DESCRIPTION OF THE TASK: Render the records from the line containing "Patent image size: (949, 727)." through the line containing "The slice 30 is at (157, 475).", both inclusive, as a Markdown table with the columns Row and Text. Leave out blank lines.

AVAILABLE DATA:

------------------------------------------------------------

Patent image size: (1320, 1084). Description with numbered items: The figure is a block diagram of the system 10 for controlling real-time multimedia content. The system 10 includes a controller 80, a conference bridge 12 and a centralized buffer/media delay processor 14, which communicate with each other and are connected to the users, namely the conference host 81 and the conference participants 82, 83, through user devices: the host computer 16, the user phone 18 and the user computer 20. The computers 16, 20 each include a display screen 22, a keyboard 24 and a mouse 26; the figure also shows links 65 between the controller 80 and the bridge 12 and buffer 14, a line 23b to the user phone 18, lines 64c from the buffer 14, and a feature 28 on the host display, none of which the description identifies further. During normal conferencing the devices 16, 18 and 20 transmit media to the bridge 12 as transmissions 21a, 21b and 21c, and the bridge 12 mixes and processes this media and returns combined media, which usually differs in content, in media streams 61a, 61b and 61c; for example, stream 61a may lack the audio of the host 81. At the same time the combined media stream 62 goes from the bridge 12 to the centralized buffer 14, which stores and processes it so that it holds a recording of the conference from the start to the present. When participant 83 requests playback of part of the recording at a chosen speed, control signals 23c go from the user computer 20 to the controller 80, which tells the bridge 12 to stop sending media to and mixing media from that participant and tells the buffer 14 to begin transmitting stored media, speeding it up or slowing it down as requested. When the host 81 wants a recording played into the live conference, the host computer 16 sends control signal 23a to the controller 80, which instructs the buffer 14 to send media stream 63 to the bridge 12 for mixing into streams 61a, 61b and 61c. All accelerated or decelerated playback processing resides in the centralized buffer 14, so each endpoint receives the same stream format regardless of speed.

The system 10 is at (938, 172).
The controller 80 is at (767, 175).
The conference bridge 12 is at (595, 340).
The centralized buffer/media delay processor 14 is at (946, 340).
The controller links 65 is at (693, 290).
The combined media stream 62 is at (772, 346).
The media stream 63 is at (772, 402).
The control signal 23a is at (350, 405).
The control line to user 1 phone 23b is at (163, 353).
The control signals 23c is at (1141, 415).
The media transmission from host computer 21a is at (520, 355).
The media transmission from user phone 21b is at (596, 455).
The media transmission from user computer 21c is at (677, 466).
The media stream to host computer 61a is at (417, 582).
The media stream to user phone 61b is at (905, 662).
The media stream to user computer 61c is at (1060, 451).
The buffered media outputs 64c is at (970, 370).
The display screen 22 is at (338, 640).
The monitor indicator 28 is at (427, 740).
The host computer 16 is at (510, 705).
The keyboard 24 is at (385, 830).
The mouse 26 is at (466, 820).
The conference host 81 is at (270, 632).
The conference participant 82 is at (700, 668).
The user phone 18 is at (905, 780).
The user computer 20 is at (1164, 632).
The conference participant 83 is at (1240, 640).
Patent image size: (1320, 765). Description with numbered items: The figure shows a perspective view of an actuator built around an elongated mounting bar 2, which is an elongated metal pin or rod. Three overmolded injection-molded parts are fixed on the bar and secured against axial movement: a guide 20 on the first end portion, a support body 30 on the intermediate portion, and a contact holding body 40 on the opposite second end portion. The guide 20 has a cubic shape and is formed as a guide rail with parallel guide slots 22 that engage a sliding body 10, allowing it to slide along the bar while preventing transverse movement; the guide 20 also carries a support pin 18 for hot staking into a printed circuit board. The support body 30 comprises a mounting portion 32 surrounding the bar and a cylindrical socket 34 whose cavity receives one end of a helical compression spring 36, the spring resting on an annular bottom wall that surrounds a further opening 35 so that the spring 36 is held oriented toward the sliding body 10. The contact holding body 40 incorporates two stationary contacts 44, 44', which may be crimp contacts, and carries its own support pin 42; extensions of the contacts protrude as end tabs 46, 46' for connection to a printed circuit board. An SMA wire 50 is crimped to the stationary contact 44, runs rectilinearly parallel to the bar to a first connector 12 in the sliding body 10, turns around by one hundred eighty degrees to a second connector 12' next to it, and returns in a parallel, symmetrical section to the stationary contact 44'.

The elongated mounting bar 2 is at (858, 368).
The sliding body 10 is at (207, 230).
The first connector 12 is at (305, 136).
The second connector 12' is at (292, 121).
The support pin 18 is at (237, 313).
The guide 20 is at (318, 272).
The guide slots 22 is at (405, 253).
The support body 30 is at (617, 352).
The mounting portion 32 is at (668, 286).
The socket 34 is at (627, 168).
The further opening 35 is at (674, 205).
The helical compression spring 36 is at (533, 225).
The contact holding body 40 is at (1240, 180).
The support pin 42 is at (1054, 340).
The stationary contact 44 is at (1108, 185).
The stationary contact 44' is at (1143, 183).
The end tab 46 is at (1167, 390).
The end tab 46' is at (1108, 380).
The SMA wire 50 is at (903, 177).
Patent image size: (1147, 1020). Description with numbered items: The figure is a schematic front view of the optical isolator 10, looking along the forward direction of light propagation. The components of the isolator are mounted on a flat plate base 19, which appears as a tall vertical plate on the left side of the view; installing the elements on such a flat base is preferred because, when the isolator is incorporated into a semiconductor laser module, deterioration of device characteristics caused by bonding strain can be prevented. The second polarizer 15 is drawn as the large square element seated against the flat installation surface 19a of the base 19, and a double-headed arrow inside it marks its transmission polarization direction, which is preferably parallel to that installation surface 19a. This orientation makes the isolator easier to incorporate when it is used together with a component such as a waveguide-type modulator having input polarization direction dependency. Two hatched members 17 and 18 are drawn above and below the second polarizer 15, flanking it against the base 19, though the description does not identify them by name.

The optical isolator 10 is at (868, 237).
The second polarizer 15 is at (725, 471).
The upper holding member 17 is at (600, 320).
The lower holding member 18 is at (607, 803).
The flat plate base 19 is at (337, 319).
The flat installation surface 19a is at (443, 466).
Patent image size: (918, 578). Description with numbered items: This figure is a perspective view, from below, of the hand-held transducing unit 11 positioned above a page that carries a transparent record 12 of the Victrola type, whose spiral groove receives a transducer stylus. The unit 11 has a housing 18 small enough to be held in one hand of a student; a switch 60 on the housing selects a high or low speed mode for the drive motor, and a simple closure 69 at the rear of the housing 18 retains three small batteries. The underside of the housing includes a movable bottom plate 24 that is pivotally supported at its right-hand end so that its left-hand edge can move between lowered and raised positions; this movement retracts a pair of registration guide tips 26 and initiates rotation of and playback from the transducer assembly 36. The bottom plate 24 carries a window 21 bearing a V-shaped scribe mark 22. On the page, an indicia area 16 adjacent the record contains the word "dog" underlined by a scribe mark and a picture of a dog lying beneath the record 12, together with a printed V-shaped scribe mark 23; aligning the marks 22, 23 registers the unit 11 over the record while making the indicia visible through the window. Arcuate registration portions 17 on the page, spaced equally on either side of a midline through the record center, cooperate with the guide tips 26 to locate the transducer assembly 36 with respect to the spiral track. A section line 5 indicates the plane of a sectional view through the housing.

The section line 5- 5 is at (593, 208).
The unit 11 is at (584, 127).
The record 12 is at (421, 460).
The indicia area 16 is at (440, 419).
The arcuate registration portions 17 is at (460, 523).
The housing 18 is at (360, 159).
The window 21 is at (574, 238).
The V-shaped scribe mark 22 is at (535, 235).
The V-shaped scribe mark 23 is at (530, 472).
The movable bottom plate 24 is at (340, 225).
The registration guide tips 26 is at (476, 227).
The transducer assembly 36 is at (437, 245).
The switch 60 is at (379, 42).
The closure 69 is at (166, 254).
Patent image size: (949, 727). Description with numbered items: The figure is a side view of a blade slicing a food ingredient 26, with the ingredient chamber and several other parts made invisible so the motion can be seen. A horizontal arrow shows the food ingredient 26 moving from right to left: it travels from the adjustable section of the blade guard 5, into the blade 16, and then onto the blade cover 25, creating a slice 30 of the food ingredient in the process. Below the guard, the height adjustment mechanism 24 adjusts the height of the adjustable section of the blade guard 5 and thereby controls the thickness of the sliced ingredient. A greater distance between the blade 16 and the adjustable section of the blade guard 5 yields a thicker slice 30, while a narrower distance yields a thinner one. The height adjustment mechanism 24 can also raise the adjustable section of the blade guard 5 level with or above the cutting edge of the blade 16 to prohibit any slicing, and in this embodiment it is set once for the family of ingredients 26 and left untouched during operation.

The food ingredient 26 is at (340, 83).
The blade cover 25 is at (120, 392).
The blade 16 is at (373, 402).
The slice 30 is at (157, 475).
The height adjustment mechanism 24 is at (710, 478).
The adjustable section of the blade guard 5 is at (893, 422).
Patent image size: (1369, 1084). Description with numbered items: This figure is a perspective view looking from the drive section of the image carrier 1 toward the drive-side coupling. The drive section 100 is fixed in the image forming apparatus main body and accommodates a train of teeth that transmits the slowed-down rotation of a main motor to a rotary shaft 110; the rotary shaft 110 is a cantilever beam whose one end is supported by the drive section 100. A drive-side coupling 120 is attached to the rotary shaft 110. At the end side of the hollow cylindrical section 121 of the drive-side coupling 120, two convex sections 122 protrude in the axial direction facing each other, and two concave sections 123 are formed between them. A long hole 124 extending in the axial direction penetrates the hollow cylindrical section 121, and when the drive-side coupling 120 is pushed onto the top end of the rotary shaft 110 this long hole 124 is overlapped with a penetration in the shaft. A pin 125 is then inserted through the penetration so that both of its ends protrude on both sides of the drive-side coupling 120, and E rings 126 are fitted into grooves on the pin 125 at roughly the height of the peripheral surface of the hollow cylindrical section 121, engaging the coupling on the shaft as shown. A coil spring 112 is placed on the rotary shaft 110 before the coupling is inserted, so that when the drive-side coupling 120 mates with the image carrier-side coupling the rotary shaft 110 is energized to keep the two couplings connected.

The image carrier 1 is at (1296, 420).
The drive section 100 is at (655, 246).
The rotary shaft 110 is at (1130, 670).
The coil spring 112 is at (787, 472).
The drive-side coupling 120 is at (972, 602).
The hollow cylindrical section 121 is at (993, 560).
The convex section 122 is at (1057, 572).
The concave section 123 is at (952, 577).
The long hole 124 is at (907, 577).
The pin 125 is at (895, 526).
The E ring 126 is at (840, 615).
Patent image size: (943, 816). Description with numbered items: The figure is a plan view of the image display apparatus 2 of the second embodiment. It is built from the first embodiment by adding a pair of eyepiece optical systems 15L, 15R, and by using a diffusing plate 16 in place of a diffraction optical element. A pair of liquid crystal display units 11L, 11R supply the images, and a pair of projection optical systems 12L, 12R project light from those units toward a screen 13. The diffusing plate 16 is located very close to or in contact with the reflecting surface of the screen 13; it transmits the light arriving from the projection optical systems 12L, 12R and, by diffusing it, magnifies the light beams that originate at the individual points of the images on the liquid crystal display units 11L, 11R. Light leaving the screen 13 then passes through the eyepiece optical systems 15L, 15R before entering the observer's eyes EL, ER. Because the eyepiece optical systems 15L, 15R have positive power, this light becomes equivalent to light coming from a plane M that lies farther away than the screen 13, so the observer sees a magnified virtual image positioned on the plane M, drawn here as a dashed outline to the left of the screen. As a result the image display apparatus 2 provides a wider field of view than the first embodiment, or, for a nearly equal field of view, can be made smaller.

------------------------------------------------------------

FULL RESPONSE:
| Row | Text |
|---|---|
| 1 | Patent image size: (949, 727). Description with numbered items: The figure is a side view of a blade slicing a food ingredient 26, with the ingredient chamber and several other parts made invisible so the motion can be seen. A horizontal arrow shows the food ingredient 26 moving from right to left: it travels from the adjustable section of the blade guard 5, into the blade 16, and then onto the blade cover 25, creating a slice 30 of the food ingredient in the process. Below the guard, the height adjustment mechanism 24 adjusts the height of the adjustable section of the blade guard 5 and thereby controls the thickness of the sliced ingredient. A greater distance between the blade 16 and the adjustable section of the blade guard 5 yields a thicker slice 30, while a narrower distance yields a thinner one. The height adjustment mechanism 24 can also raise the adjustable section of the blade guard 5 level with or above the cutting edge of the blade 16 to prohibit any slicing, and in this embodiment it is set once for the family of ingredients 26 and left untouched during operation. |
| 2 | The food ingredient 26 is at (340, 83). |
| 3 | The blade cover 25 is at (120, 392). |
| 4 | The blade 16 is at (373, 402). |
| 5 | The slice 30 is at (157, 475). |